[Set exercise] Exactly as written, please set down all of the entries again, with no pictures.

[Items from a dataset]
_ _ _ _ _ _ _

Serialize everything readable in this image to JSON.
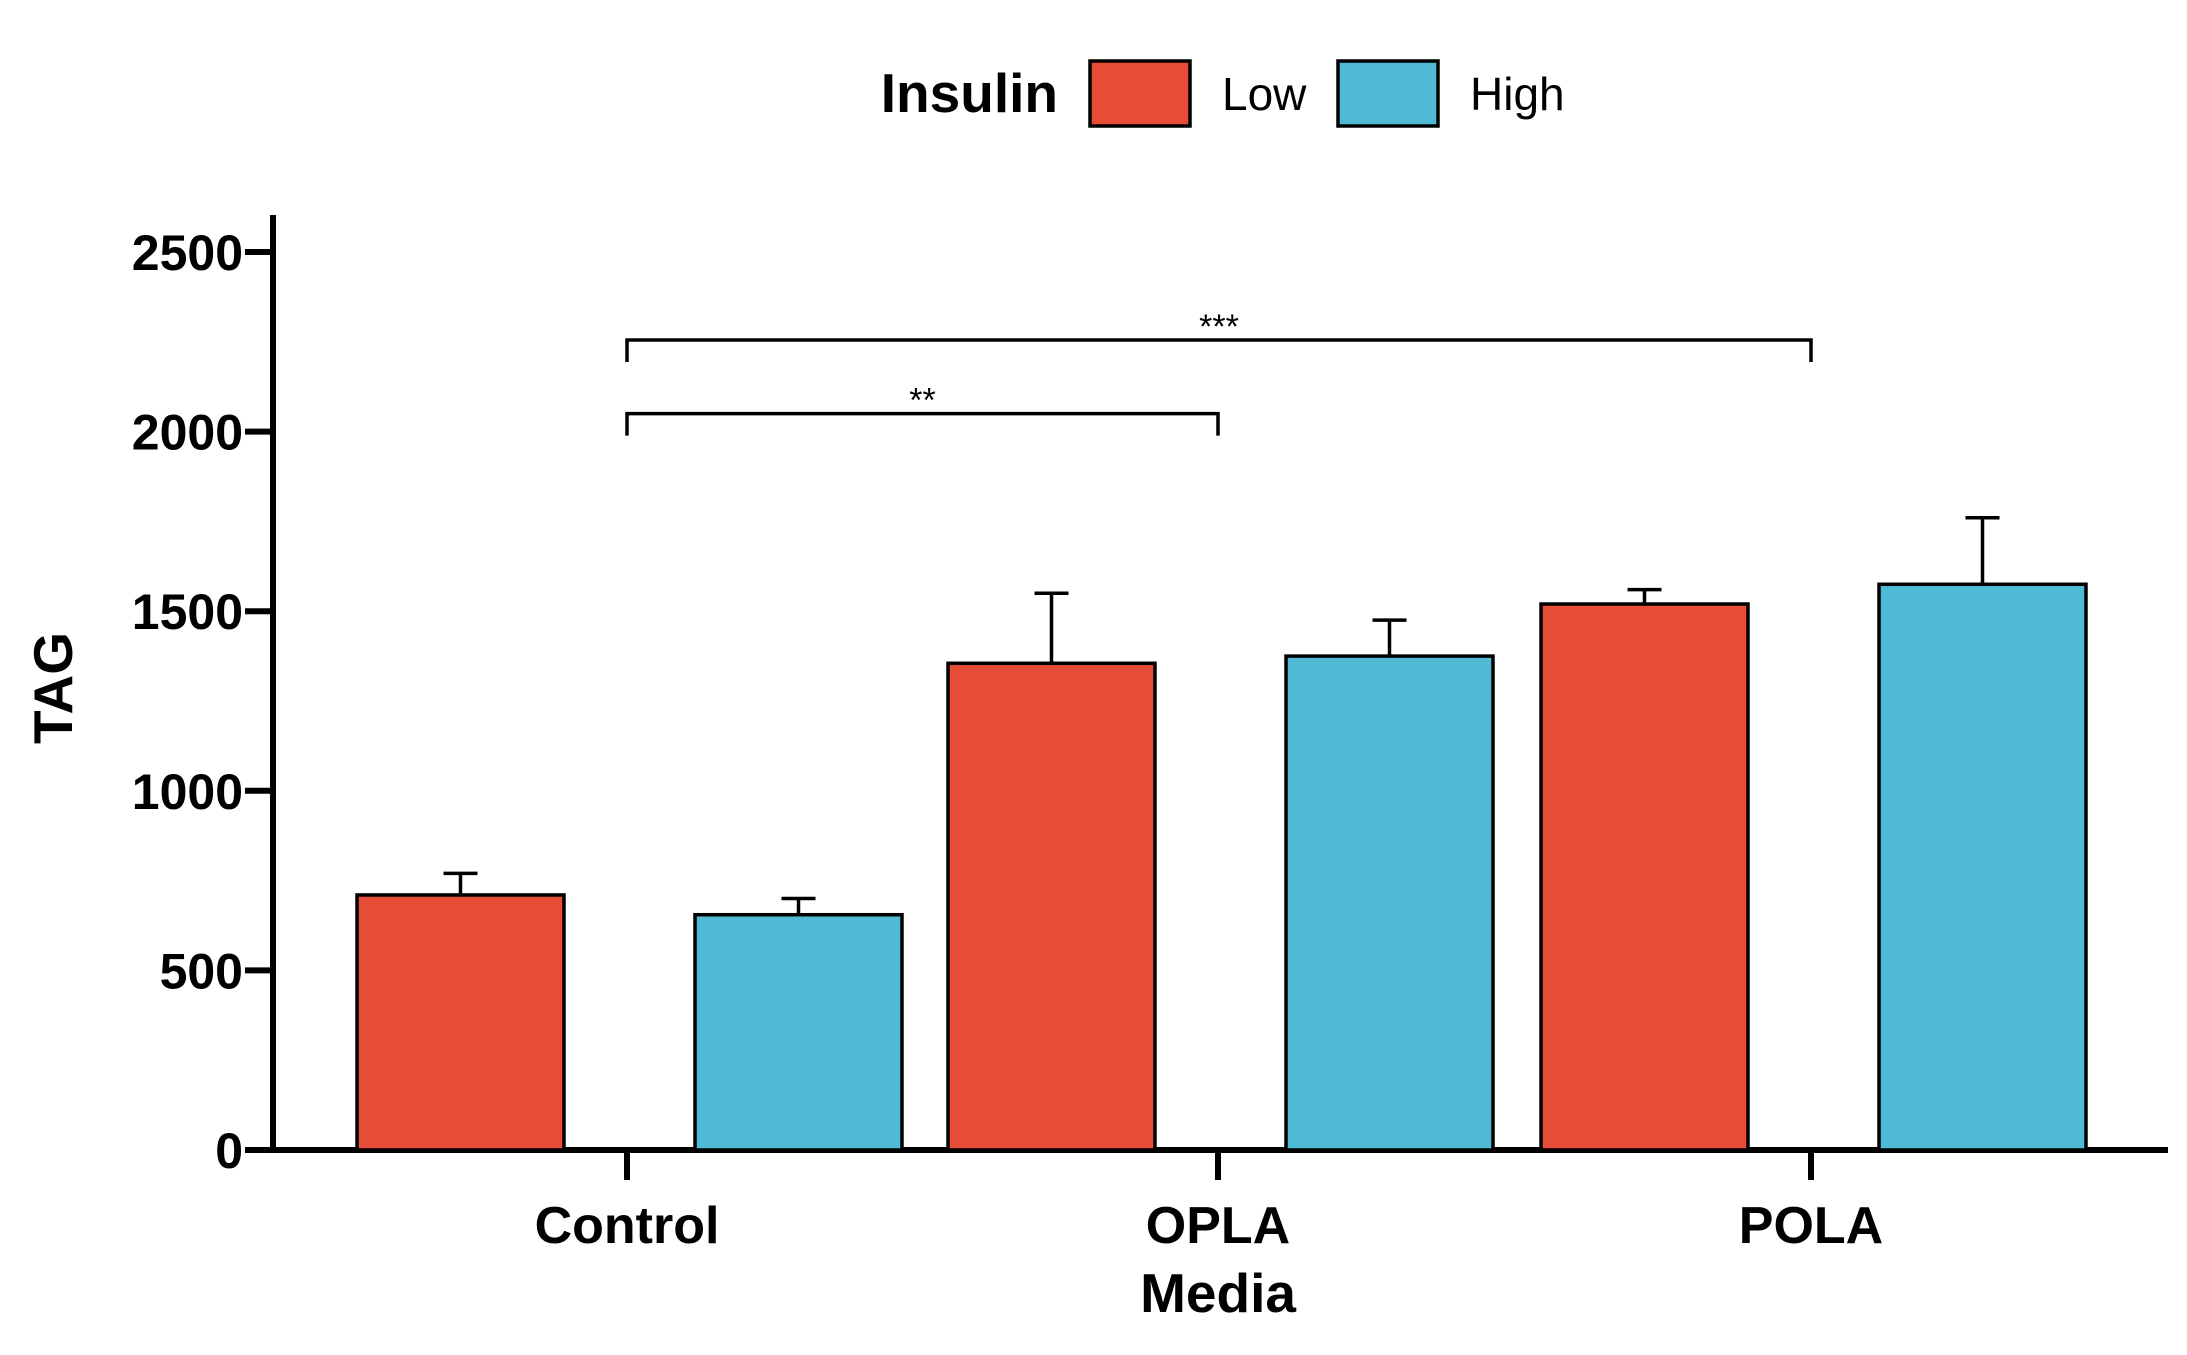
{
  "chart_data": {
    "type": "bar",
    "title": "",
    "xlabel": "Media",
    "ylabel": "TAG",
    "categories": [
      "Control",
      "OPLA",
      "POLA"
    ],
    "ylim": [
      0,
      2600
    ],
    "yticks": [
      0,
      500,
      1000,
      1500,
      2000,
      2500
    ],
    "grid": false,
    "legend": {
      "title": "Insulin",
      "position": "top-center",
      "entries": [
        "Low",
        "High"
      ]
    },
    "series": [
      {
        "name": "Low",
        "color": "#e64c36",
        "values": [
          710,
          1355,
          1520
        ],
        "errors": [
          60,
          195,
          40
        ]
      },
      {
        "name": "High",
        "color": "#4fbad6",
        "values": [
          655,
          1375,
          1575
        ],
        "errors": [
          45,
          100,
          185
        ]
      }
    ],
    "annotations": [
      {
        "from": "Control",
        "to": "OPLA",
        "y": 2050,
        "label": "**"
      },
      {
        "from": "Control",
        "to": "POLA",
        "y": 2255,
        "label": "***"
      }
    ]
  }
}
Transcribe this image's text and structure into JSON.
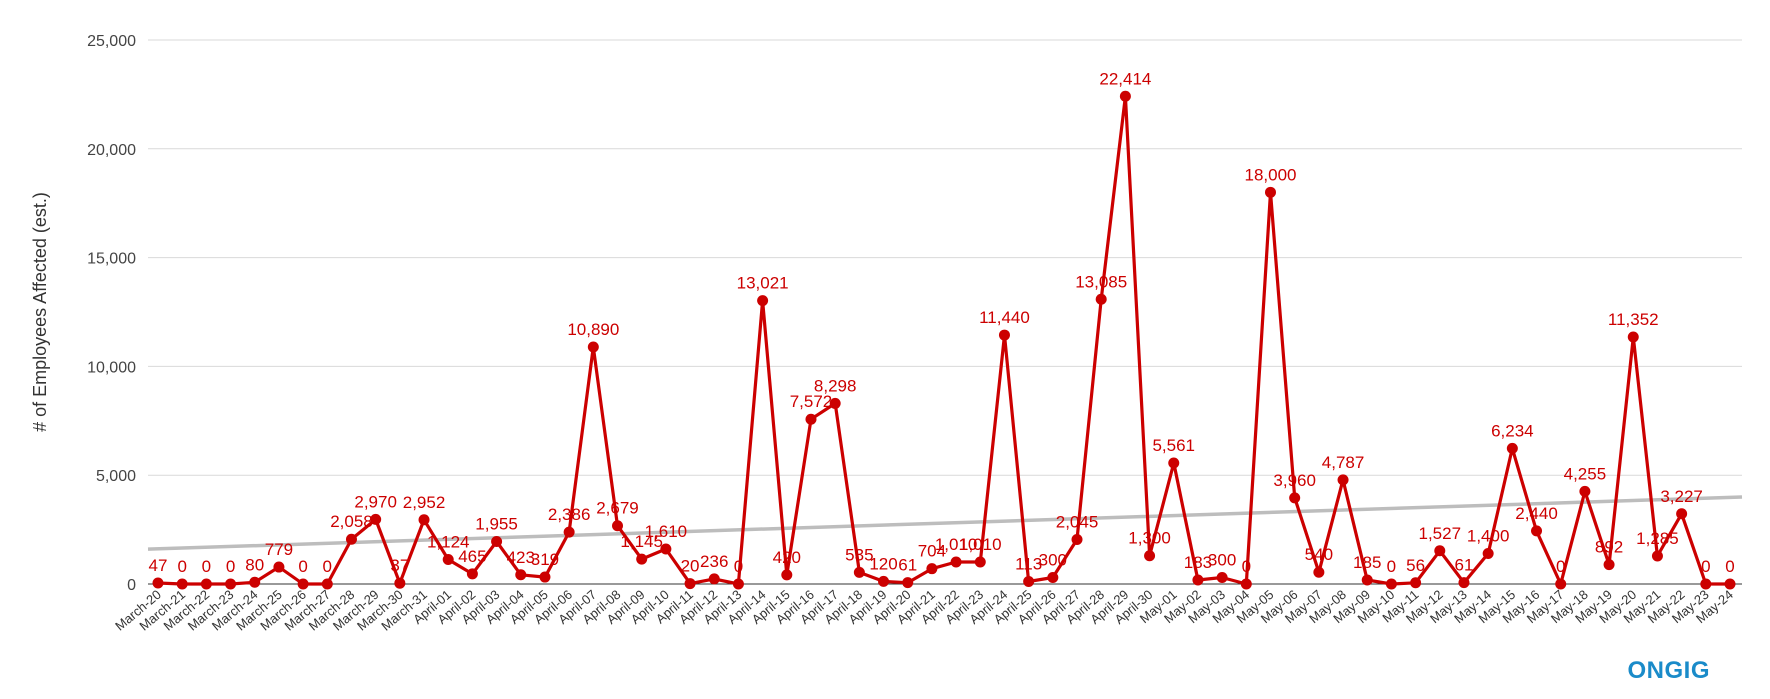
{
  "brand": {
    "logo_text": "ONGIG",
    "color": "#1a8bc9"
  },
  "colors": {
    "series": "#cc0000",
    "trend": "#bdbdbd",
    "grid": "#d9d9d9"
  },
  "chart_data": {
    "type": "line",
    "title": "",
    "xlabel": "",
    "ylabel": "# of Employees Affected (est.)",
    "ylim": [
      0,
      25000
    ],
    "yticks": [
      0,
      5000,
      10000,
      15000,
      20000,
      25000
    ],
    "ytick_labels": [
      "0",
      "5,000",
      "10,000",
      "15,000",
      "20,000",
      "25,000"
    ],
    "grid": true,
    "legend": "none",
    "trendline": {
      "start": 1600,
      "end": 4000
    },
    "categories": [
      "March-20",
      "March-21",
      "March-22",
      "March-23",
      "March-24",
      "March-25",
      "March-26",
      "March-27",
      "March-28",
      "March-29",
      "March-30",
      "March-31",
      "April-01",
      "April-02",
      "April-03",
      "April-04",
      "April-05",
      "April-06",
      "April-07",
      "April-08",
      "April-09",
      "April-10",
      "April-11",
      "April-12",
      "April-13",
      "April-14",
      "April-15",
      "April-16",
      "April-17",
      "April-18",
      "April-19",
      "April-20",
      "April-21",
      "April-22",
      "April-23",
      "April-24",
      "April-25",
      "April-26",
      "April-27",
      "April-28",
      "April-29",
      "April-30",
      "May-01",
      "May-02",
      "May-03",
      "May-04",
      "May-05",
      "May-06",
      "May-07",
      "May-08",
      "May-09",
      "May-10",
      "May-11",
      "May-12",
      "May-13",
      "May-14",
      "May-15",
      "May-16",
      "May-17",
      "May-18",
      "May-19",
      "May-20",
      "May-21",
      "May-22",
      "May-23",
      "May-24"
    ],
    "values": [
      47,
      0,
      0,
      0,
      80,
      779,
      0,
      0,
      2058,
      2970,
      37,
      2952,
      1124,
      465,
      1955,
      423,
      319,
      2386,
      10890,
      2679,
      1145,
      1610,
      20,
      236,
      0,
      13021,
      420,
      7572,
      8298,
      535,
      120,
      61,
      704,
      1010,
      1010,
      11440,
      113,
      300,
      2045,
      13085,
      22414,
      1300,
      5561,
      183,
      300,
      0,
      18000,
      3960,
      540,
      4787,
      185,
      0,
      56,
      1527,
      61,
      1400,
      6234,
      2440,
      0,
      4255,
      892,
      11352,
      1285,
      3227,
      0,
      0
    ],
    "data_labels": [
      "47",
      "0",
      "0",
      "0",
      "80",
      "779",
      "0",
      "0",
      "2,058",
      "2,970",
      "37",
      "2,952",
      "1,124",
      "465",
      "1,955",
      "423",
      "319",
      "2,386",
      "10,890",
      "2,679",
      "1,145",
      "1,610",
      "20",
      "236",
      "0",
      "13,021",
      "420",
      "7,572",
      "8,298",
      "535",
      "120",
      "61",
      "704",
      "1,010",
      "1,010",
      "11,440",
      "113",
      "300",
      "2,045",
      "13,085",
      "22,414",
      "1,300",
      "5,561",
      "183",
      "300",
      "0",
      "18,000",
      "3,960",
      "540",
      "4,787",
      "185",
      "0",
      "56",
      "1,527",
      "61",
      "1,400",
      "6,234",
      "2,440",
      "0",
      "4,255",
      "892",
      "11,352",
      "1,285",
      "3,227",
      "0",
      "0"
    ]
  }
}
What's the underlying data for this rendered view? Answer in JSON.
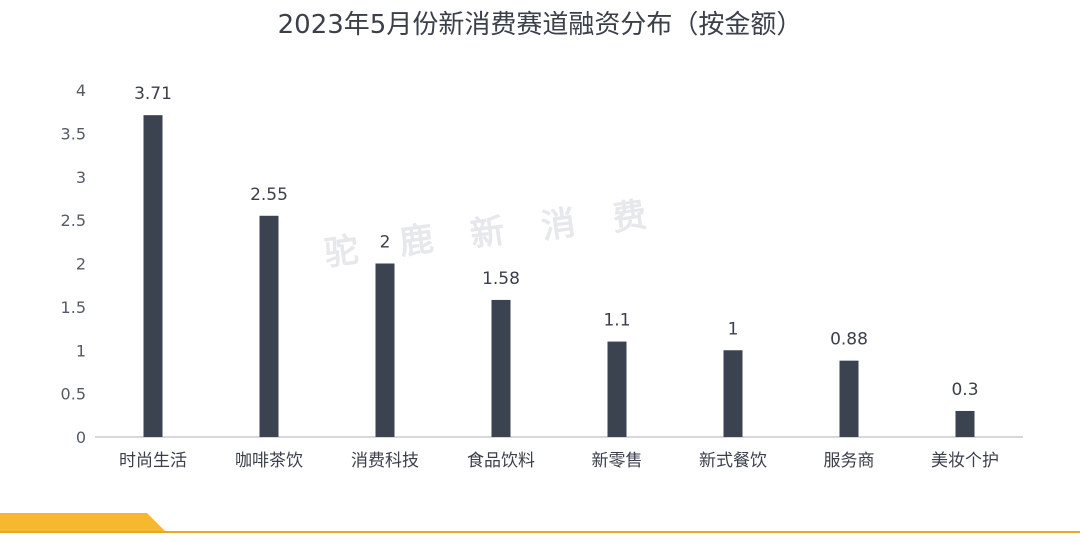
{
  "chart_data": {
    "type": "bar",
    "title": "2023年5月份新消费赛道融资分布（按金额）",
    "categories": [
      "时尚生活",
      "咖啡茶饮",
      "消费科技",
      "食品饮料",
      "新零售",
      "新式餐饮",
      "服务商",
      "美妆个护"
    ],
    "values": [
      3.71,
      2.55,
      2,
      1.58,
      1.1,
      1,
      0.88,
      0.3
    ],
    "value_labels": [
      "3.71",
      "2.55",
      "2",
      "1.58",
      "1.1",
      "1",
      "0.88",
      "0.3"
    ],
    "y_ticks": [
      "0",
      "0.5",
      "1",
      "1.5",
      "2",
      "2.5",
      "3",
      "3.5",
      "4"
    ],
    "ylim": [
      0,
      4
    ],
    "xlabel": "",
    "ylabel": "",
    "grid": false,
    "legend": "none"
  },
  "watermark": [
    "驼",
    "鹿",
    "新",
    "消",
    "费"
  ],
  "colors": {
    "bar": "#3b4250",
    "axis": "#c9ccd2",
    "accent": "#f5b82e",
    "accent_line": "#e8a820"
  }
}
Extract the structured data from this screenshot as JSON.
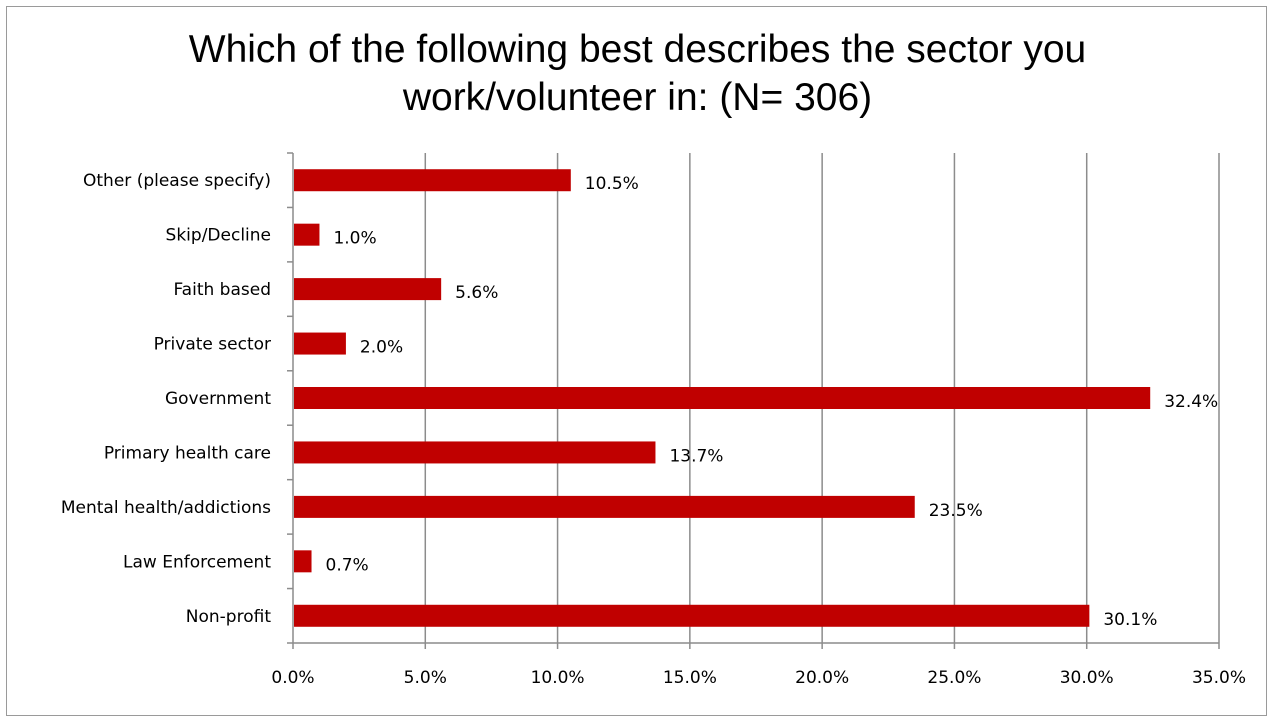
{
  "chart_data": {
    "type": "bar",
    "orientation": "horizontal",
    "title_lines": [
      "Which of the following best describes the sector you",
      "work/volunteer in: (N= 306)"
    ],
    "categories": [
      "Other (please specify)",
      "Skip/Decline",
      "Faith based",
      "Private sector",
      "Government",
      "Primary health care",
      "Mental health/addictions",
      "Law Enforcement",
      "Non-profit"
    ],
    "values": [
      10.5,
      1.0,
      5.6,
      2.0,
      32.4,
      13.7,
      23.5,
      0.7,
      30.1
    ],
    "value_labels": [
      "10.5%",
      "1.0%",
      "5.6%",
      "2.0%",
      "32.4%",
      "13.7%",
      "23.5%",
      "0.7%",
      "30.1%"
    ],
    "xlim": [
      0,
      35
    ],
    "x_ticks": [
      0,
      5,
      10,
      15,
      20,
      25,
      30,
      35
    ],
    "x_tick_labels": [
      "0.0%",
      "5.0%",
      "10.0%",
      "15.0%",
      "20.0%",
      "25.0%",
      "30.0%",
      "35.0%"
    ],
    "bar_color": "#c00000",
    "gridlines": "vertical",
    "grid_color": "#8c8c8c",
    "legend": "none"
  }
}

_ _ _ _ _ _ _

[Completed exercise]
Serialize everything readable in this image to JSON.
{
  "chart_data": {
    "type": "bar",
    "title": "",
    "xlabel": "Media",
    "ylabel": "TAG",
    "categories": [
      "Control",
      "OPLA",
      "POLA"
    ],
    "ylim": [
      0,
      2600
    ],
    "yticks": [
      0,
      500,
      1000,
      1500,
      2000,
      2500
    ],
    "grid": false,
    "legend": {
      "title": "Insulin",
      "position": "top-center",
      "entries": [
        "Low",
        "High"
      ]
    },
    "series": [
      {
        "name": "Low",
        "color": "#e64c36",
        "values": [
          710,
          1355,
          1520
        ],
        "errors": [
          60,
          195,
          40
        ]
      },
      {
        "name": "High",
        "color": "#4fbad6",
        "values": [
          655,
          1375,
          1575
        ],
        "errors": [
          45,
          100,
          185
        ]
      }
    ],
    "annotations": [
      {
        "from": "Control",
        "to": "OPLA",
        "y": 2050,
        "label": "**"
      },
      {
        "from": "Control",
        "to": "POLA",
        "y": 2255,
        "label": "***"
      }
    ]
  }
}
Transcribe this image's text and structure into JSON.
{
  "brand": {
    "logo_text": "ONGIG",
    "color": "#1a8bc9"
  },
  "colors": {
    "series": "#cc0000",
    "trend": "#bdbdbd",
    "grid": "#d9d9d9"
  },
  "chart_data": {
    "type": "line",
    "title": "",
    "xlabel": "",
    "ylabel": "# of Employees Affected (est.)",
    "ylim": [
      0,
      25000
    ],
    "yticks": [
      0,
      5000,
      10000,
      15000,
      20000,
      25000
    ],
    "ytick_labels": [
      "0",
      "5,000",
      "10,000",
      "15,000",
      "20,000",
      "25,000"
    ],
    "grid": true,
    "legend": "none",
    "trendline": {
      "start": 1600,
      "end": 4000
    },
    "categories": [
      "March-20",
      "March-21",
      "March-22",
      "March-23",
      "March-24",
      "March-25",
      "March-26",
      "March-27",
      "March-28",
      "March-29",
      "March-30",
      "March-31",
      "April-01",
      "April-02",
      "April-03",
      "April-04",
      "April-05",
      "April-06",
      "April-07",
      "April-08",
      "April-09",
      "April-10",
      "April-11",
      "April-12",
      "April-13",
      "April-14",
      "April-15",
      "April-16",
      "April-17",
      "April-18",
      "April-19",
      "April-20",
      "April-21",
      "April-22",
      "April-23",
      "April-24",
      "April-25",
      "April-26",
      "April-27",
      "April-28",
      "April-29",
      "April-30",
      "May-01",
      "May-02",
      "May-03",
      "May-04",
      "May-05",
      "May-06",
      "May-07",
      "May-08",
      "May-09",
      "May-10",
      "May-11",
      "May-12",
      "May-13",
      "May-14",
      "May-15",
      "May-16",
      "May-17",
      "May-18",
      "May-19",
      "May-20",
      "May-21",
      "May-22",
      "May-23",
      "May-24"
    ],
    "values": [
      47,
      0,
      0,
      0,
      80,
      779,
      0,
      0,
      2058,
      2970,
      37,
      2952,
      1124,
      465,
      1955,
      423,
      319,
      2386,
      10890,
      2679,
      1145,
      1610,
      20,
      236,
      0,
      13021,
      420,
      7572,
      8298,
      535,
      120,
      61,
      704,
      1010,
      1010,
      11440,
      113,
      300,
      2045,
      13085,
      22414,
      1300,
      5561,
      183,
      300,
      0,
      18000,
      3960,
      540,
      4787,
      185,
      0,
      56,
      1527,
      61,
      1400,
      6234,
      2440,
      0,
      4255,
      892,
      11352,
      1285,
      3227,
      0,
      0
    ],
    "data_labels": [
      "47",
      "0",
      "0",
      "0",
      "80",
      "779",
      "0",
      "0",
      "2,058",
      "2,970",
      "37",
      "2,952",
      "1,124",
      "465",
      "1,955",
      "423",
      "319",
      "2,386",
      "10,890",
      "2,679",
      "1,145",
      "1,610",
      "20",
      "236",
      "0",
      "13,021",
      "420",
      "7,572",
      "8,298",
      "535",
      "120",
      "61",
      "704",
      "1,010",
      "1,010",
      "11,440",
      "113",
      "300",
      "2,045",
      "13,085",
      "22,414",
      "1,300",
      "5,561",
      "183",
      "300",
      "0",
      "18,000",
      "3,960",
      "540",
      "4,787",
      "185",
      "0",
      "56",
      "1,527",
      "61",
      "1,400",
      "6,234",
      "2,440",
      "0",
      "4,255",
      "892",
      "11,352",
      "1,285",
      "3,227",
      "0",
      "0"
    ]
  }
}
What's the underlying data for this rendered view? Answer in JSON.
{
  "chart_data": {
    "type": "bar",
    "title": "2023年5月份新消费赛道融资分布（按金额）",
    "categories": [
      "时尚生活",
      "咖啡茶饮",
      "消费科技",
      "食品饮料",
      "新零售",
      "新式餐饮",
      "服务商",
      "美妆个护"
    ],
    "values": [
      3.71,
      2.55,
      2,
      1.58,
      1.1,
      1,
      0.88,
      0.3
    ],
    "value_labels": [
      "3.71",
      "2.55",
      "2",
      "1.58",
      "1.1",
      "1",
      "0.88",
      "0.3"
    ],
    "y_ticks": [
      "0",
      "0.5",
      "1",
      "1.5",
      "2",
      "2.5",
      "3",
      "3.5",
      "4"
    ],
    "ylim": [
      0,
      4
    ],
    "xlabel": "",
    "ylabel": "",
    "grid": false,
    "legend": "none"
  },
  "watermark": [
    "驼",
    "鹿",
    "新",
    "消",
    "费"
  ],
  "colors": {
    "bar": "#3b4250",
    "axis": "#c9ccd2",
    "accent": "#f5b82e",
    "accent_line": "#e8a820"
  }
}
Extract the structured data from this screenshot as JSON.
{
  "chart_data": {
    "type": "bar",
    "orientation": "horizontal",
    "title_lines": [
      "Which of the following best describes the sector you",
      "work/volunteer in: (N= 306)"
    ],
    "categories": [
      "Other (please specify)",
      "Skip/Decline",
      "Faith based",
      "Private sector",
      "Government",
      "Primary health care",
      "Mental health/addictions",
      "Law Enforcement",
      "Non-profit"
    ],
    "values": [
      10.5,
      1.0,
      5.6,
      2.0,
      32.4,
      13.7,
      23.5,
      0.7,
      30.1
    ],
    "value_labels": [
      "10.5%",
      "1.0%",
      "5.6%",
      "2.0%",
      "32.4%",
      "13.7%",
      "23.5%",
      "0.7%",
      "30.1%"
    ],
    "xlim": [
      0,
      35
    ],
    "x_ticks": [
      0,
      5,
      10,
      15,
      20,
      25,
      30,
      35
    ],
    "x_tick_labels": [
      "0.0%",
      "5.0%",
      "10.0%",
      "15.0%",
      "20.0%",
      "25.0%",
      "30.0%",
      "35.0%"
    ],
    "bar_color": "#c00000",
    "gridlines": "vertical",
    "grid_color": "#8c8c8c",
    "legend": "none"
  }
}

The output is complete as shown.